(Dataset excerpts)

☆ ☆ ☆ ☆

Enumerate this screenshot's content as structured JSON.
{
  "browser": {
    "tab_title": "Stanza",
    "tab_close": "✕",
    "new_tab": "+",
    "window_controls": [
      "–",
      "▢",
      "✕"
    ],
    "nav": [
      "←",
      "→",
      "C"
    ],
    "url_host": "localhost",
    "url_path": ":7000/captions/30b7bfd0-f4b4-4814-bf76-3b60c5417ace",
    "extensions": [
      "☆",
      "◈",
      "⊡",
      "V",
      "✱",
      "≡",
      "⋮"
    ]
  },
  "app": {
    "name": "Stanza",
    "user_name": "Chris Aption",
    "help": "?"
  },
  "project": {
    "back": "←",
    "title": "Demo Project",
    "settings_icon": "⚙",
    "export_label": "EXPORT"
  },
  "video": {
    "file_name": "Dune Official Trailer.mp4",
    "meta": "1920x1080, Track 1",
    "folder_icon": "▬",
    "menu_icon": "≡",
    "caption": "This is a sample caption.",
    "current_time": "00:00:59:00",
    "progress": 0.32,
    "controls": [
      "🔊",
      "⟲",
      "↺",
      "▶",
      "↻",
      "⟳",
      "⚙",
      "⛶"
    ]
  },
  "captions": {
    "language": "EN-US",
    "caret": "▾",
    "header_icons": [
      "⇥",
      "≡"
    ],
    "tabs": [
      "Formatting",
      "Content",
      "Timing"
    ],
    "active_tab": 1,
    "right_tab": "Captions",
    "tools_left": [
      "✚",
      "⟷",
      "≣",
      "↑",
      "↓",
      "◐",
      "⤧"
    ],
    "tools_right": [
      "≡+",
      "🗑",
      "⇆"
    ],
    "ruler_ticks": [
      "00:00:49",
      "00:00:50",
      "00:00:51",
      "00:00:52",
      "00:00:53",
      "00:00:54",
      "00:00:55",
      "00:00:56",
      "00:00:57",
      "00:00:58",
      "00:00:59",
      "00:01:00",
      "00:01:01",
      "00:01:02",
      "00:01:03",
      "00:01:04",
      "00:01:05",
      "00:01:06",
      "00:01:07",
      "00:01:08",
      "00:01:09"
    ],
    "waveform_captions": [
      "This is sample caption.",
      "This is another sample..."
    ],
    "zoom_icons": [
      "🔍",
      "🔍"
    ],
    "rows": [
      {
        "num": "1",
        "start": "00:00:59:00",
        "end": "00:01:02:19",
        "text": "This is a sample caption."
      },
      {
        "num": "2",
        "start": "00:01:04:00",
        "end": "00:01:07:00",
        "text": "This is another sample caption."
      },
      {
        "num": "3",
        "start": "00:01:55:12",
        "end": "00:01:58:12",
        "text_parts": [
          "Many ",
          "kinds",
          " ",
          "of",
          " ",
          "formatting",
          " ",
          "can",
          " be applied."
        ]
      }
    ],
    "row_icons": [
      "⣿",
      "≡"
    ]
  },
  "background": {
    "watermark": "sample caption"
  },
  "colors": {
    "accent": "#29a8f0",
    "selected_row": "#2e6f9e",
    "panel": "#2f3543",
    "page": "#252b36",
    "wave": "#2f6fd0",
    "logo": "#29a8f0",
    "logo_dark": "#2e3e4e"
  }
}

☆ ☆ ☆ ☆

The request | Each line that holds the string "sample" counts once; give the total and nothing else.

Final result | 6